## Given request
Scan the lines below; pull out those with "Chart".

* Start Records supplied *

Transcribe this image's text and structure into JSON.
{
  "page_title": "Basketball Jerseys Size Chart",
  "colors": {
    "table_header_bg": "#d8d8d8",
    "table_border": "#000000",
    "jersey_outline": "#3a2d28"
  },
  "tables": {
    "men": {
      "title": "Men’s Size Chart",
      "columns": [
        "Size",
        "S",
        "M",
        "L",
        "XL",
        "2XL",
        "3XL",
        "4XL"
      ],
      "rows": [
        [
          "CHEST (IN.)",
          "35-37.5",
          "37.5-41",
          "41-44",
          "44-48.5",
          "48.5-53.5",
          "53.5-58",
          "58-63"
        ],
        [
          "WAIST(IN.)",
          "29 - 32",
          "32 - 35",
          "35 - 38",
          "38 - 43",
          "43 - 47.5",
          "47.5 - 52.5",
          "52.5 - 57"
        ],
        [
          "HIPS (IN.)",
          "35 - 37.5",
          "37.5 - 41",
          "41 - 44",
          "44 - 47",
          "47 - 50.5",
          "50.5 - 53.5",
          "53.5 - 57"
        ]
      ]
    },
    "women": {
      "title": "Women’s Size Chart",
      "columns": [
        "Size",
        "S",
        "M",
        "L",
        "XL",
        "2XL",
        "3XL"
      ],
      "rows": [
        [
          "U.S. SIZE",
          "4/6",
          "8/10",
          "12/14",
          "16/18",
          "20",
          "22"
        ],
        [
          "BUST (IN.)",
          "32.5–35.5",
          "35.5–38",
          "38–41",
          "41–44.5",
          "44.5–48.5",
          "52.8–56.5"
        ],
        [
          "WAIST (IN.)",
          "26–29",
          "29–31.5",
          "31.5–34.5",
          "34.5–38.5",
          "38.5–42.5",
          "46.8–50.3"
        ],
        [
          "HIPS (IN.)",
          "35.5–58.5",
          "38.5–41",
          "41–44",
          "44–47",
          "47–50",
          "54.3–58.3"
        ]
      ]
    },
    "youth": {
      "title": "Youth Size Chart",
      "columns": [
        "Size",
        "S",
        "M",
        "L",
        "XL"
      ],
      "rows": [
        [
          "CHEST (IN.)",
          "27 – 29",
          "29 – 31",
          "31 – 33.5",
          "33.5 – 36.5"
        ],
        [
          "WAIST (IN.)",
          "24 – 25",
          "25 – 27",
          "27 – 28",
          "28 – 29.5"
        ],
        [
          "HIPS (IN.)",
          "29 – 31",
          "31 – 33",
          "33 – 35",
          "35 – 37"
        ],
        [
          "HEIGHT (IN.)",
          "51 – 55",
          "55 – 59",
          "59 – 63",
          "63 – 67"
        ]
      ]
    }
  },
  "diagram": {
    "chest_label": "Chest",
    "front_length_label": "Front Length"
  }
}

* End Records supplied *

## Complete answer
  "page_title": "Basketball Jerseys Size Chart",
      "title": "Men’s Size Chart",
      "title": "Women’s Size Chart",
      "title": "Youth Size Chart",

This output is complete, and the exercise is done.